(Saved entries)

__________

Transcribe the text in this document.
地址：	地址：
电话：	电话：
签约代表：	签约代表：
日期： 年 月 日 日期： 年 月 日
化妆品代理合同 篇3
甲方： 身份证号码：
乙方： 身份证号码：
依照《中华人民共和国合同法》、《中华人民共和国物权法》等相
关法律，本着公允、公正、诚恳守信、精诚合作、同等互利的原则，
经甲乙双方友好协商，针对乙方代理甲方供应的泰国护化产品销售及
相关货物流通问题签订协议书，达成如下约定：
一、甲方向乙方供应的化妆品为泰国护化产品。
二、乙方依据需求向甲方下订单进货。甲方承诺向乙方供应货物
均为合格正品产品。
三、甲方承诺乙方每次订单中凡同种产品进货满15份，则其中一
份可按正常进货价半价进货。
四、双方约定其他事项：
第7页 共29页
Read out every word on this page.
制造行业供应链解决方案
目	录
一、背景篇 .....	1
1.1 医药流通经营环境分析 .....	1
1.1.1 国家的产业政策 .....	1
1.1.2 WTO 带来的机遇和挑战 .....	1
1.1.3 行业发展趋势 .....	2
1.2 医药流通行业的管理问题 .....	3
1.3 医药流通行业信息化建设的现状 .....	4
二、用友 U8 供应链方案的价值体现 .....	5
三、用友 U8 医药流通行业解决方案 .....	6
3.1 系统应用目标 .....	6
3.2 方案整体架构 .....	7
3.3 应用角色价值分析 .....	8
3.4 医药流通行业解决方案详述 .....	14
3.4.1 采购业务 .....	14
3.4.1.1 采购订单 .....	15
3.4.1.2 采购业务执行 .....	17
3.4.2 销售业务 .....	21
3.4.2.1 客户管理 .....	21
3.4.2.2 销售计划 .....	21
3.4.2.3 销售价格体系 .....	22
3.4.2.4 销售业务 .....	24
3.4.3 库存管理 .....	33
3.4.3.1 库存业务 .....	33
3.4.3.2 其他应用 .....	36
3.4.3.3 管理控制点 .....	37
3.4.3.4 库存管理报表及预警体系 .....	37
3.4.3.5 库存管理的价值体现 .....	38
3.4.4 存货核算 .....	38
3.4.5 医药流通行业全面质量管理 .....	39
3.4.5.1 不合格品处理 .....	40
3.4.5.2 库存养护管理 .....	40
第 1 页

__________

## STATED GOAL
Above are some records. Print them all exactly.

## CORRECT RESPONSE
Transcribe the text in this document.
地址：	地址：
电话：	电话：
签约代表：	签约代表：
日期： 年 月 日 日期： 年 月 日
化妆品代理合同 篇3
甲方： 身份证号码：
乙方： 身份证号码：
依照《中华人民共和国合同法》、《中华人民共和国物权法》等相
关法律，本着公允、公正、诚恳守信、精诚合作、同等互利的原则，
经甲乙双方友好协商，针对乙方代理甲方供应的泰国护化产品销售及
相关货物流通问题签订协议书，达成如下约定：
一、甲方向乙方供应的化妆品为泰国护化产品。
二、乙方依据需求向甲方下订单进货。甲方承诺向乙方供应货物
均为合格正品产品。
三、甲方承诺乙方每次订单中凡同种产品进货满15份，则其中一
份可按正常进货价半价进货。
四、双方约定其他事项：
第7页 共29页
Read out every word on this page.
制造行业供应链解决方案
目	录
一、背景篇 .....	1
1.1 医药流通经营环境分析 .....	1
1.1.1 国家的产业政策 .....	1
1.1.2 WTO 带来的机遇和挑战 .....	1
1.1.3 行业发展趋势 .....	2
1.2 医药流通行业的管理问题 .....	3
1.3 医药流通行业信息化建设的现状 .....	4
二、用友 U8 供应链方案的价值体现 .....	5
三、用友 U8 医药流通行业解决方案 .....	6
3.1 系统应用目标 .....	6
3.2 方案整体架构 .....	7
3.3 应用角色价值分析 .....	8
3.4 医药流通行业解决方案详述 .....	14
3.4.1 采购业务 .....	14
3.4.1.1 采购订单 .....	15
3.4.1.2 采购业务执行 .....	17
3.4.2 销售业务 .....	21
3.4.2.1 客户管理 .....	21
3.4.2.2 销售计划 .....	21
3.4.2.3 销售价格体系 .....	22
3.4.2.4 销售业务 .....	24
3.4.3 库存管理 .....	33
3.4.3.1 库存业务 .....	33
3.4.3.2 其他应用 .....	36
3.4.3.3 管理控制点 .....	37
3.4.3.4 库存管理报表及预警体系 .....	37
3.4.3.5 库存管理的价值体现 .....	38
3.4.4 存货核算 .....	38
3.4.5 医药流通行业全面质量管理 .....	39
3.4.5.1 不合格品处理 .....	40
3.4.5.2 库存养护管理 .....	40
第 1 页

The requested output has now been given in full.